*The exercise*
Look through the records below, and copy out every line that holds the string "screenshot".

************

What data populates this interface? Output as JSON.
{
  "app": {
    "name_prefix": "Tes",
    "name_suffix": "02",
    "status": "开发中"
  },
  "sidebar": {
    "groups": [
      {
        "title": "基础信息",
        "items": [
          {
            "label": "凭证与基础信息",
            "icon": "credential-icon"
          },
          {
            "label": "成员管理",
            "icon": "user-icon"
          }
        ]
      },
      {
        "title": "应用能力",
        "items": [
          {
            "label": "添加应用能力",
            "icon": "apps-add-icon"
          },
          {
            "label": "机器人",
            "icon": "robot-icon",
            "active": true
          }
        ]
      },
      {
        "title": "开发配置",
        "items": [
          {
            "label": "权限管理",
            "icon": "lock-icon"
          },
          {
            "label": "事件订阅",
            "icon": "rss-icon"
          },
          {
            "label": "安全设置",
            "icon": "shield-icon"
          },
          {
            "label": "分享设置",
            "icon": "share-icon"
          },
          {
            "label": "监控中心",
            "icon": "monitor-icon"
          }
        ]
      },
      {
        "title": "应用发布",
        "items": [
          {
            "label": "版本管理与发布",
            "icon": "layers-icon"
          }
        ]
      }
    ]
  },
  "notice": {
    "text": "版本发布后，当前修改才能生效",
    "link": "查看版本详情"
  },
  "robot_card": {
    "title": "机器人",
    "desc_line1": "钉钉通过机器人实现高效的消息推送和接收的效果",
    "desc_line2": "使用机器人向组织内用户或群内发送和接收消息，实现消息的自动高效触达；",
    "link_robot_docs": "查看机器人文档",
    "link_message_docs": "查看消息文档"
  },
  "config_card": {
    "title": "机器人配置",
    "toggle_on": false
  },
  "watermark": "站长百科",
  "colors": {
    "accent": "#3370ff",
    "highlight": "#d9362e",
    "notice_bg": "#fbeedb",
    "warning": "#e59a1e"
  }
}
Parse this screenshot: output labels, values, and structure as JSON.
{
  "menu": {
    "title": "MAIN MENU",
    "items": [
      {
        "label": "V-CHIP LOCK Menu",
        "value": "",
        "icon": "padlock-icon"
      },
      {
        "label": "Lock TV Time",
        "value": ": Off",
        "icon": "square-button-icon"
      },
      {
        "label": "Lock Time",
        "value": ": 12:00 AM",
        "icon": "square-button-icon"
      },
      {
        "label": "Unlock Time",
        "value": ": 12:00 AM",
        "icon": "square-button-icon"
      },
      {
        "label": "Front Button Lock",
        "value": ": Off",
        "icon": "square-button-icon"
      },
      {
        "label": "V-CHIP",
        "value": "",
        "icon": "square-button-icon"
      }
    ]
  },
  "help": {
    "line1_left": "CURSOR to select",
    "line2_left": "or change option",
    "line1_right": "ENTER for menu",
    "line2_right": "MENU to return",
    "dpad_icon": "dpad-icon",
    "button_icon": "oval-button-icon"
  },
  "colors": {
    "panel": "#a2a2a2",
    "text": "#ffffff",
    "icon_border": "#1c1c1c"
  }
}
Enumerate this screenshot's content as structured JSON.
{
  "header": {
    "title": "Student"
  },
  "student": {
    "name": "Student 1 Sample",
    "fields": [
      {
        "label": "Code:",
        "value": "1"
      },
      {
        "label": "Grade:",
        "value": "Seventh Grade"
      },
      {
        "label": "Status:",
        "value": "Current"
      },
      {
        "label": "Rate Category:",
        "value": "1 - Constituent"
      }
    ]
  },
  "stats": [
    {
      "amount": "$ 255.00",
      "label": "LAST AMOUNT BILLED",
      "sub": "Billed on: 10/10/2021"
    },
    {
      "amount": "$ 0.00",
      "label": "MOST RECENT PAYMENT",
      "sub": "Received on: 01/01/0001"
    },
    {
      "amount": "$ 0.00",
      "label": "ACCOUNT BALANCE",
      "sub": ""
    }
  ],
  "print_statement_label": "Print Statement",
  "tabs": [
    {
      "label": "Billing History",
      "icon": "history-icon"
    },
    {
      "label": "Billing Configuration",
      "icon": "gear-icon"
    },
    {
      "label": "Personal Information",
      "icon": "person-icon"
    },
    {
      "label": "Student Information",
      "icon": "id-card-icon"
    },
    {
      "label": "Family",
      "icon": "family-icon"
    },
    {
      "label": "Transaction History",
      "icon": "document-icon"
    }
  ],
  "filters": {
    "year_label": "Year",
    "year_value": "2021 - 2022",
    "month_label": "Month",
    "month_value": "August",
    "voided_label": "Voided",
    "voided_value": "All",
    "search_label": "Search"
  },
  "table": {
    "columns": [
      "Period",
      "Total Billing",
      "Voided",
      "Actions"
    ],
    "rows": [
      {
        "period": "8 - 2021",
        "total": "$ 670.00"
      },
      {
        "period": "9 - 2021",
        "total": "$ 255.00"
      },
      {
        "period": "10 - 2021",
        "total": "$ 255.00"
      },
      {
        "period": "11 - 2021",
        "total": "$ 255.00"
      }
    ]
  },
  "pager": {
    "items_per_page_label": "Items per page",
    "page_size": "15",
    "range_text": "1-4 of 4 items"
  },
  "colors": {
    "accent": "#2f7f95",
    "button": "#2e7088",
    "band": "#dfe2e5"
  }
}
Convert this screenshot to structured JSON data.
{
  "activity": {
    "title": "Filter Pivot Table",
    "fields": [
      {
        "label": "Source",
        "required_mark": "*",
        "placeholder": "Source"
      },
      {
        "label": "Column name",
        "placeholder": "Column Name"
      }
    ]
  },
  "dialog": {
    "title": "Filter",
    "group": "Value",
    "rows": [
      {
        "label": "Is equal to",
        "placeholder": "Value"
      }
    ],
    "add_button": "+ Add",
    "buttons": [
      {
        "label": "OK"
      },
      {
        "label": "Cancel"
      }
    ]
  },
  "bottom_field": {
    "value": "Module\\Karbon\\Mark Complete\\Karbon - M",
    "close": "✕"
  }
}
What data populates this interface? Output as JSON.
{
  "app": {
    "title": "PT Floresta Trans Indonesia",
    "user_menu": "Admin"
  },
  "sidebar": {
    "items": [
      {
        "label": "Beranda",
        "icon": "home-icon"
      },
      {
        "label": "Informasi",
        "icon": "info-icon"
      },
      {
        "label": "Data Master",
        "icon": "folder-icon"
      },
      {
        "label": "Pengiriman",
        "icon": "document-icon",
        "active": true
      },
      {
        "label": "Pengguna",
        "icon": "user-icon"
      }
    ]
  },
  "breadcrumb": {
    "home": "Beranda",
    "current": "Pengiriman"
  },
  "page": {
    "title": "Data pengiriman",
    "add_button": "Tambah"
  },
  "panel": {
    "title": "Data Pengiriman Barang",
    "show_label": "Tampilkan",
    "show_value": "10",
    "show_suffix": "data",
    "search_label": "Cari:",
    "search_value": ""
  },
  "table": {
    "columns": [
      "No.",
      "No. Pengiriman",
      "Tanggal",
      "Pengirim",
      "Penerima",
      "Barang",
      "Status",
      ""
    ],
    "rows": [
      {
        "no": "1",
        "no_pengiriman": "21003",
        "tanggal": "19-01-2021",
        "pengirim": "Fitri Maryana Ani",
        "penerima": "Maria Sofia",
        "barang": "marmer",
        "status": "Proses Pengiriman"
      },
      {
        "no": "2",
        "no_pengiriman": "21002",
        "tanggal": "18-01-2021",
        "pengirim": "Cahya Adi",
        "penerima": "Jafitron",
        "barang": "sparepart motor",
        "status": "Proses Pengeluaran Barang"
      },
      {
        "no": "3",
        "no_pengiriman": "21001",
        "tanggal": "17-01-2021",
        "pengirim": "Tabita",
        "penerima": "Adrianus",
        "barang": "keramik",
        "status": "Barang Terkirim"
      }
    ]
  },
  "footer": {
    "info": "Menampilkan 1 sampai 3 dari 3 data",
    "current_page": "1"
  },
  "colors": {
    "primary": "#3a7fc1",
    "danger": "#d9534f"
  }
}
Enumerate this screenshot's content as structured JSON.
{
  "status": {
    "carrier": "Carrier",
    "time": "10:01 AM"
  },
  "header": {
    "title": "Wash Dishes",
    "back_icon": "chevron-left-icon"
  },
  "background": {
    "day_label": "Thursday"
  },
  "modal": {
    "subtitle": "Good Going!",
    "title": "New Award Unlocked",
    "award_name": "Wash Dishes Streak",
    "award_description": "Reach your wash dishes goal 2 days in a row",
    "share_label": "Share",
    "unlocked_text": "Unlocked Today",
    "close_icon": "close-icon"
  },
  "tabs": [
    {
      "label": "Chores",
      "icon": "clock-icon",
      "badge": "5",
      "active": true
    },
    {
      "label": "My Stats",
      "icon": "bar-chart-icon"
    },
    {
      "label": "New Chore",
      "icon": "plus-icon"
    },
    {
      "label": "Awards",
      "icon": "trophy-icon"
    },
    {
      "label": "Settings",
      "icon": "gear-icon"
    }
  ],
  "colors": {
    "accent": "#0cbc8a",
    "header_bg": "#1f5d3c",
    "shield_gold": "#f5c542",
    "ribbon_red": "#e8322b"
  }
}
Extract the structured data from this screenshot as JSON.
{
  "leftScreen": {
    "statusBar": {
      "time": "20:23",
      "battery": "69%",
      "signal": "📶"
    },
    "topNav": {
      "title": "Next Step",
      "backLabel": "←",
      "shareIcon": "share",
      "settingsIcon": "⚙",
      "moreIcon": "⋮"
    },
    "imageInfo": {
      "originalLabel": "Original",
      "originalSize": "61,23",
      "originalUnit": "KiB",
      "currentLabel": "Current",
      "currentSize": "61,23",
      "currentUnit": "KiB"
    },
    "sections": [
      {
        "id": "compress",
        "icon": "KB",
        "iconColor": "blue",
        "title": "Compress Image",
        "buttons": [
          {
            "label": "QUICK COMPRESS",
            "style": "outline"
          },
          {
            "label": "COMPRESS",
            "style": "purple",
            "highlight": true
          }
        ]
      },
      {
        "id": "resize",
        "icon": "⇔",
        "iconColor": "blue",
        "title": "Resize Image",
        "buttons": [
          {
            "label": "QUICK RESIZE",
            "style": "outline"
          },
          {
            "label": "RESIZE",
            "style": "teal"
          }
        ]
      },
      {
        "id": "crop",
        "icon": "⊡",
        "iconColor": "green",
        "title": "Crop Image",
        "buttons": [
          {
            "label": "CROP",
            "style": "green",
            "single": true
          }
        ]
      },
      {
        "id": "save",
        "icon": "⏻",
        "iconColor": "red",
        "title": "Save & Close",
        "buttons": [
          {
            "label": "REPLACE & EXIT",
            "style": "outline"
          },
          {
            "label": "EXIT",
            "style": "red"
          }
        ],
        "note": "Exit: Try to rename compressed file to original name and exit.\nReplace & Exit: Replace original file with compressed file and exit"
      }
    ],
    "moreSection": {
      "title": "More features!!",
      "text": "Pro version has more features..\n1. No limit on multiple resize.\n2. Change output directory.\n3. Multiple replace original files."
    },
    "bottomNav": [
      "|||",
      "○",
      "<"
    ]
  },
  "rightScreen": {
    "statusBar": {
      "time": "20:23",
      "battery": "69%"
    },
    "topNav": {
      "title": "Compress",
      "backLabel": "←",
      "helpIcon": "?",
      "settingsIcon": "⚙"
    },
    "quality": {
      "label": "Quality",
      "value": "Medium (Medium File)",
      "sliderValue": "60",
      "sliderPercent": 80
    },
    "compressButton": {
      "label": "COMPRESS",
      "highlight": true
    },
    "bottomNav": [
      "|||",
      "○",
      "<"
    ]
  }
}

************

*Task result*
Parse this screenshot: output labels, values, and structure as JSON.
Enumerate this screenshot's content as structured JSON.
Convert this screenshot to structured JSON data.
Enumerate this screenshot's content as structured JSON.
Extract the structured data from this screenshot as JSON.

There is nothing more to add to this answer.